_The problem_
Every record must be repeated exactly, with no omission.

_Data to process_
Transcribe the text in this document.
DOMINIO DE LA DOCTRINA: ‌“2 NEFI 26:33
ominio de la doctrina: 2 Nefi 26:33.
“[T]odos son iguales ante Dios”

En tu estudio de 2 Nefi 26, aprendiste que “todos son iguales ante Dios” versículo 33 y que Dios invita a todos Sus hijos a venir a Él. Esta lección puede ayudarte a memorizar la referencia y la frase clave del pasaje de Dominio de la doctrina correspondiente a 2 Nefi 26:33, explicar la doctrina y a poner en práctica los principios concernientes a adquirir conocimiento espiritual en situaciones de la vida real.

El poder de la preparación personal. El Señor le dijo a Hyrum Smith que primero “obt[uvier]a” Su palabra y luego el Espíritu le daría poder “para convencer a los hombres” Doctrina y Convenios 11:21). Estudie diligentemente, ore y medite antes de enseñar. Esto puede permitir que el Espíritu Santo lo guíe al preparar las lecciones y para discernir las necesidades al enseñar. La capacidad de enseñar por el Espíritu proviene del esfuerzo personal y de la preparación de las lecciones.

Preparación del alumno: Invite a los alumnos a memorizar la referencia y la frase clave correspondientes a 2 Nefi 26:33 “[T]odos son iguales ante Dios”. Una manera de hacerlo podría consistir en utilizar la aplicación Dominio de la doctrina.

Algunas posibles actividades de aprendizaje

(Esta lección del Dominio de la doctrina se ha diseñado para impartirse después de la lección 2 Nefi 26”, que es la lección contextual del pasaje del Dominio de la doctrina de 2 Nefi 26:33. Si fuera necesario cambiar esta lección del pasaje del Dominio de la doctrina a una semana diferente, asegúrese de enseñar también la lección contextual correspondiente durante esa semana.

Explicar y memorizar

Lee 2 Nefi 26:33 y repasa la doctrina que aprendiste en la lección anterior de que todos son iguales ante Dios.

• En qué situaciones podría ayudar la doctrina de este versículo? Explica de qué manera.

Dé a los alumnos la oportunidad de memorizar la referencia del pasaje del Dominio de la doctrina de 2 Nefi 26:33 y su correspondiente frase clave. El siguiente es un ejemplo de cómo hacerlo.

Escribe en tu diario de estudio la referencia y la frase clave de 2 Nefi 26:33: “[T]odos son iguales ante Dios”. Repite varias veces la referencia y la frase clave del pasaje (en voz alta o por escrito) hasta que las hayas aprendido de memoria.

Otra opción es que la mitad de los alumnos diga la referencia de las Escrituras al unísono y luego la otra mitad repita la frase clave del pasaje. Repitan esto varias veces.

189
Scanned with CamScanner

_Expected answer_
Transcribe the text in this document.
DOMINIO DE LA DOCTRINA: ‌“2 NEFI 26:33
ominio de la doctrina: 2 Nefi 26:33.
“[T]odos son iguales ante Dios”

En tu estudio de 2 Nefi 26, aprendiste que “todos son iguales ante Dios” versículo 33 y que Dios invita a todos Sus hijos a venir a Él. Esta lección puede ayudarte a memorizar la referencia y la frase clave del pasaje de Dominio de la doctrina correspondiente a 2 Nefi 26:33, explicar la doctrina y a poner en práctica los principios concernientes a adquirir conocimiento espiritual en situaciones de la vida real.

El poder de la preparación personal. El Señor le dijo a Hyrum Smith que primero “obt[uvier]a” Su palabra y luego el Espíritu le daría poder “para convencer a los hombres” Doctrina y Convenios 11:21). Estudie diligentemente, ore y medite antes de enseñar. Esto puede permitir que el Espíritu Santo lo guíe al preparar las lecciones y para discernir las necesidades al enseñar. La capacidad de enseñar por el Espíritu proviene del esfuerzo personal y de la preparación de las lecciones.

Preparación del alumno: Invite a los alumnos a memorizar la referencia y la frase clave correspondientes a 2 Nefi 26:33 “[T]odos son iguales ante Dios”. Una manera de hacerlo podría consistir en utilizar la aplicación Dominio de la doctrina.

Algunas posibles actividades de aprendizaje

(Esta lección del Dominio de la doctrina se ha diseñado para impartirse después de la lección 2 Nefi 26”, que es la lección contextual del pasaje del Dominio de la doctrina de 2 Nefi 26:33. Si fuera necesario cambiar esta lección del pasaje del Dominio de la doctrina a una semana diferente, asegúrese de enseñar también la lección contextual correspondiente durante esa semana.

Explicar y memorizar

Lee 2 Nefi 26:33 y repasa la doctrina que aprendiste en la lección anterior de que todos son iguales ante Dios.

• En qué situaciones podría ayudar la doctrina de este versículo? Explica de qué manera.

Dé a los alumnos la oportunidad de memorizar la referencia del pasaje del Dominio de la doctrina de 2 Nefi 26:33 y su correspondiente frase clave. El siguiente es un ejemplo de cómo hacerlo.

Escribe en tu diario de estudio la referencia y la frase clave de 2 Nefi 26:33: “[T]odos son iguales ante Dios”. Repite varias veces la referencia y la frase clave del pasaje (en voz alta o por escrito) hasta que las hayas aprendido de memoria.

Otra opción es que la mitad de los alumnos diga la referencia de las Escrituras al unísono y luego la otra mitad repita la frase clave del pasaje. Repitan esto varias veces.

189
Scanned with CamScanner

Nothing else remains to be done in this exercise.